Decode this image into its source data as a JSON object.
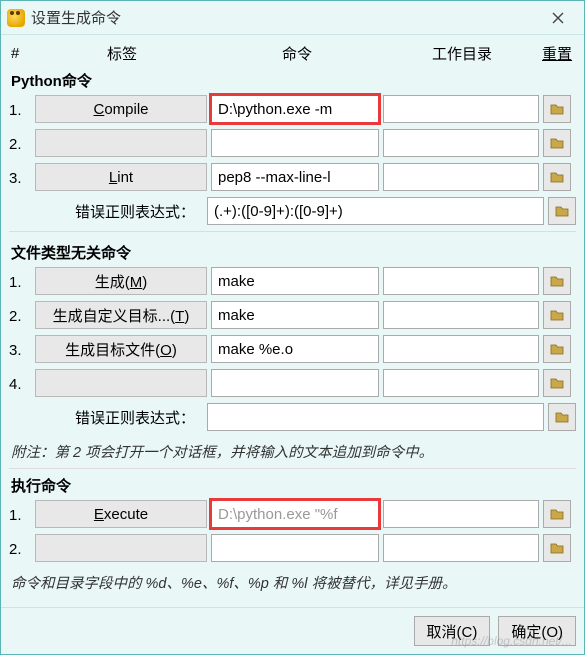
{
  "window": {
    "title": "设置生成命令"
  },
  "header": {
    "num": "#",
    "label": "标签",
    "cmd": "命令",
    "wd": "工作目录",
    "reset": "重置"
  },
  "sections": {
    "python": {
      "title": "Python命令",
      "rows": [
        {
          "num": "1.",
          "label_pre": "",
          "label_u": "C",
          "label_post": "ompile",
          "cmd": "D:\\python.exe -m",
          "wd": "",
          "red": true
        },
        {
          "num": "2.",
          "label_pre": "",
          "label_u": "",
          "label_post": "",
          "cmd": "",
          "wd": "",
          "red": false
        },
        {
          "num": "3.",
          "label_pre": "",
          "label_u": "L",
          "label_post": "int",
          "cmd": "pep8 --max-line-l",
          "wd": "",
          "red": false
        }
      ],
      "regex_label": "错误正则表达式：",
      "regex": "(.+):([0-9]+):([0-9]+)"
    },
    "filetype": {
      "title": "文件类型无关命令",
      "rows": [
        {
          "num": "1.",
          "label_pre": "生成(",
          "label_u": "M",
          "label_post": ")",
          "cmd": "make",
          "wd": ""
        },
        {
          "num": "2.",
          "label_pre": "生成自定义目标...(",
          "label_u": "T",
          "label_post": ")",
          "cmd": "make",
          "wd": ""
        },
        {
          "num": "3.",
          "label_pre": "生成目标文件(",
          "label_u": "O",
          "label_post": ")",
          "cmd": "make %e.o",
          "wd": ""
        },
        {
          "num": "4.",
          "label_pre": "",
          "label_u": "",
          "label_post": "",
          "cmd": "",
          "wd": ""
        }
      ],
      "regex_label": "错误正则表达式：",
      "regex": "",
      "note": "附注：第 2 项会打开一个对话框，并将输入的文本追加到命令中。"
    },
    "exec": {
      "title": "执行命令",
      "rows": [
        {
          "num": "1.",
          "label_pre": "",
          "label_u": "E",
          "label_post": "xecute",
          "cmd": "D:\\python.exe \"%f",
          "wd": "",
          "red": true,
          "placeholder": true
        },
        {
          "num": "2.",
          "label_pre": "",
          "label_u": "",
          "label_post": "",
          "cmd": "",
          "wd": "",
          "red": false
        }
      ],
      "note": "命令和目录字段中的 %d、%e、%f、%p 和 %l 将被替代，详见手册。"
    }
  },
  "footer": {
    "cancel": "取消(C)",
    "ok": "确定(O)"
  },
  "watermark": "https://blog.csdn.net/..."
}
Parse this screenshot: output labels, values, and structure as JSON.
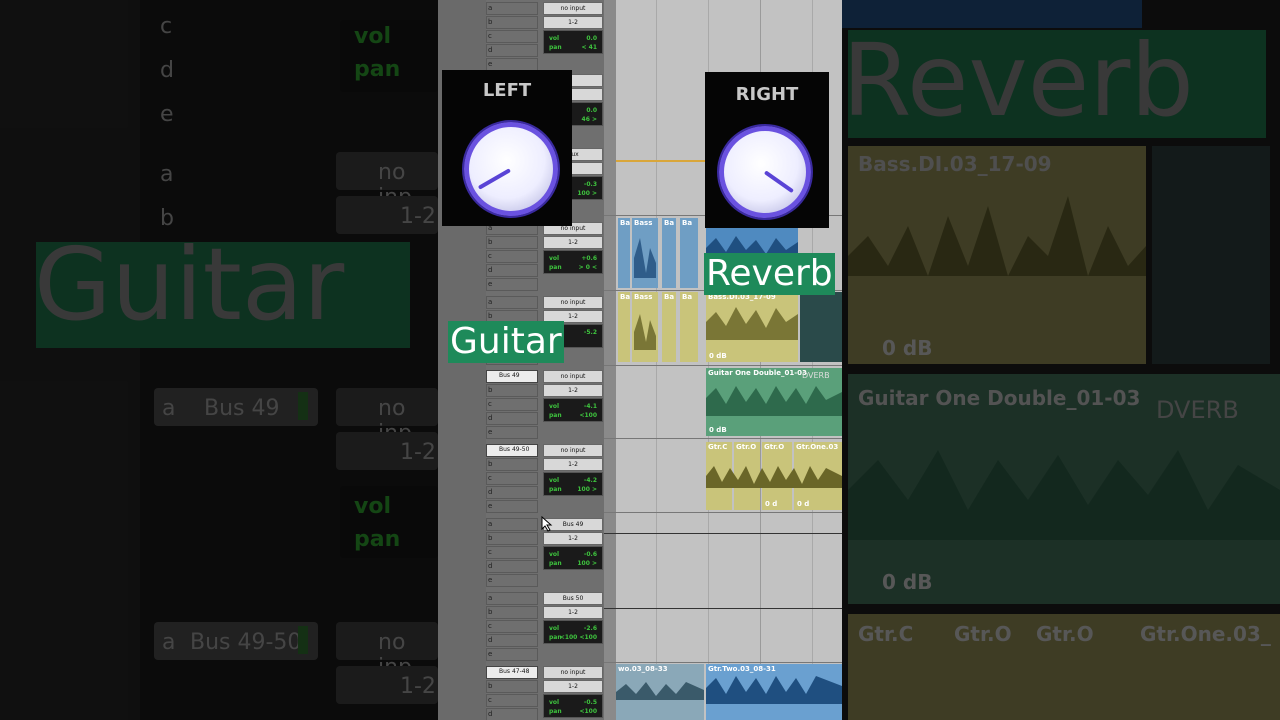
{
  "left_knob": {
    "title": "LEFT"
  },
  "right_knob": {
    "title": "RIGHT"
  },
  "captions": {
    "guitar": "Guitar",
    "reverb": "Reverb"
  },
  "background_left": {
    "big_label": "Guitar",
    "vol_label": "vol",
    "pan_label": "pan",
    "send_letters": [
      "c",
      "d",
      "e",
      "a",
      "b"
    ],
    "bus_a": "a",
    "bus_49": "Bus 49",
    "bus_49_50": "Bus 49-50",
    "inputs": [
      "no inp",
      "1-2",
      "no inp",
      "1-2",
      "no inp",
      "1-2"
    ]
  },
  "background_right": {
    "big_label": "Reverb",
    "clip_bass": "Bass.DI.03_17-09",
    "gain_db": "0 dB",
    "clip_guitar": "Guitar One Double_01-03",
    "plugin": "DVERB",
    "clip_gtr1": "Gtr.C",
    "clip_gtr2": "Gtr.O",
    "clip_gtr3": "Gtr.O",
    "clip_gtr4": "Gtr.One.03_"
  },
  "mix": {
    "tracks": [
      {
        "send_a": "",
        "input": "no input",
        "output": "1-2",
        "vol": "0.0",
        "pan": "< 41"
      },
      {
        "send_a": "",
        "input": "",
        "output": "",
        "vol": "0.0",
        "pan": "46 >"
      },
      {
        "send_a": "",
        "input": "Aux",
        "output": "",
        "vol": "-0.3",
        "pan": "100 >"
      },
      {
        "send_a": "",
        "input": "no input",
        "output": "1-2",
        "vol": "+0.6",
        "pan": "> 0 <"
      },
      {
        "send_a": "",
        "input": "no input",
        "output": "1-2",
        "vol": "-5.2",
        "pan": ""
      },
      {
        "send_a": "Bus 49",
        "input": "no input",
        "output": "1-2",
        "vol": "-4.1",
        "pan": "<100"
      },
      {
        "send_a": "Bus 49-50",
        "input": "no input",
        "output": "1-2",
        "vol": "-4.2",
        "pan": "100 >"
      },
      {
        "send_a": "",
        "input": "Bus 49",
        "output": "1-2",
        "vol": "-0.6",
        "pan": "100 >"
      },
      {
        "send_a": "",
        "input": "Bus 50",
        "output": "1-2",
        "vol": "-2.6",
        "pan": "<100 <100"
      },
      {
        "send_a": "Bus 47-48",
        "input": "no input",
        "output": "1-2",
        "vol": "-0.5",
        "pan": "<100"
      }
    ],
    "vol_label": "vol",
    "pan_label": "pan",
    "letters": [
      "a",
      "b",
      "c",
      "d",
      "e"
    ]
  },
  "timeline": {
    "clips": {
      "bass1": "Bass",
      "ba": "Ba",
      "bass_di": "Bass.DI.03_17-09",
      "gain": "0 dB",
      "guitar_double": "Guitar One Double_01-03",
      "dverb": "DVERB",
      "gtr_c": "Gtr.C",
      "gtr_o1": "Gtr.O",
      "gtr_o2": "Gtr.O",
      "gtr_one": "Gtr.One.03",
      "gain_short": "0 d",
      "gtr_two": "Gtr.Two.03_08-31",
      "wo": "wo.03_08-33"
    }
  },
  "colors": {
    "accent": "#6a52e0",
    "caption_bg": "#1e8a5a",
    "meter_green": "#3ec43e"
  }
}
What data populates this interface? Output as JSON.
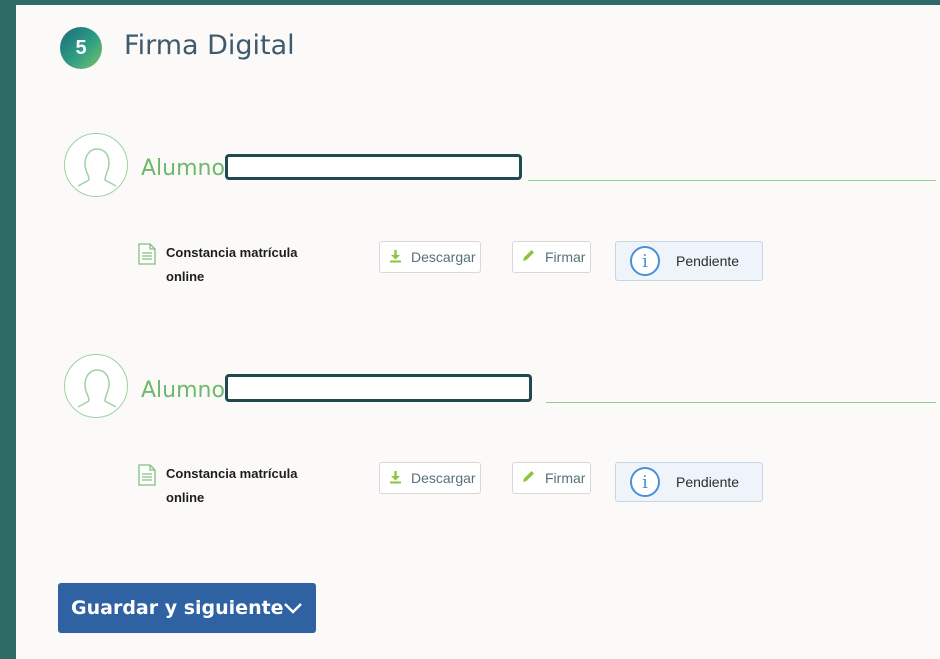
{
  "step": {
    "number": "5",
    "title": "Firma Digital"
  },
  "students": [
    {
      "label": "Alumno",
      "document": {
        "title": "Constancia matrícula online"
      },
      "actions": {
        "download": "Descargar",
        "sign": "Firmar"
      },
      "status": "Pendiente"
    },
    {
      "label": "Alumno",
      "document": {
        "title": "Constancia matrícula online"
      },
      "actions": {
        "download": "Descargar",
        "sign": "Firmar"
      },
      "status": "Pendiente"
    }
  ],
  "footer": {
    "save_label": "Guardar y siguiente"
  },
  "colors": {
    "accent_green": "#6fb86c",
    "primary_blue": "#2f62a3",
    "info_blue": "#4a90d9"
  },
  "icons": [
    "user-avatar-icon",
    "document-icon",
    "download-icon",
    "pencil-icon",
    "info-icon",
    "chevron-down-icon"
  ]
}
# # # # # # #
» **What you need to do**: Search the entries for "this" and copy out each line that has it.

» **Correct response**:
Decode this image into its source data as a JSON object.
Parse this screenshot: output labels, values, and structure as JSON.
What data populates this interface? Output as JSON.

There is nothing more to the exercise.